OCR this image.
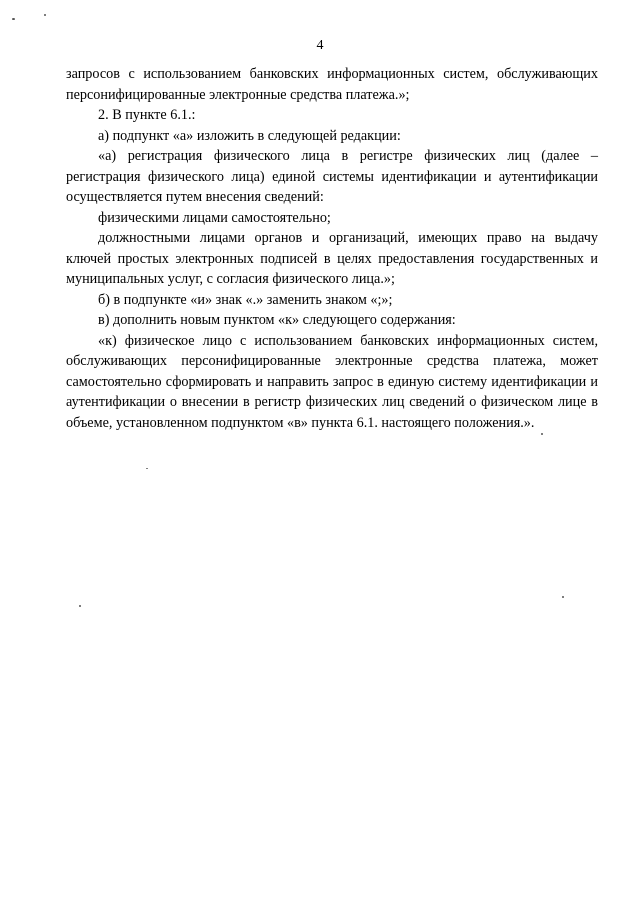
4

запросов с использованием банковских информационных систем, обслуживающих персонифицированные электронные средства платежа.»;

2. В пункте 6.1.:

а) подпункт «а» изложить в следующей редакции:

«а) регистрация физического лица в регистре физических лиц (далее – регистрация физического лица) единой системы идентификации и аутентификации осуществляется путем внесения сведений:

физическими лицами самостоятельно;

должностными лицами органов и организаций, имеющих право на выдачу ключей простых электронных подписей в целях предоставления государственных и муниципальных услуг, с согласия физического лица.»;

б) в подпункте «и» знак «.» заменить знаком «;»;

в) дополнить новым пунктом «к» следующего содержания:

«к) физическое лицо с использованием банковских информационных систем, обслуживающих персонифицированные электронные средства платежа, может самостоятельно сформировать и направить запрос в единую систему идентификации и аутентификации о внесении в регистр физических лиц сведений о физическом лице в объеме, установленном подпунктом «в» пункта 6.1. настоящего положения.».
━━━
__WHAT THE TASK ASKS__
Using the listing, copy every line where the word "использованием" shows up.

__RESPONSE FOR THIS EXERCISE__
запросов с использованием банковских информационных систем, обслуживающих персонифицированные электронные средства платежа.»;
«к) физическое лицо с использованием банковских информационных систем, обслуживающих персонифицированные электронные средства платежа, может самостоятельно сформировать и направить запрос в единую систему идентификации и аутентификации о внесении в регистр физических лиц сведений о физическом лице в объеме, установленном подпунктом «в» пункта 6.1. настоящего положения.».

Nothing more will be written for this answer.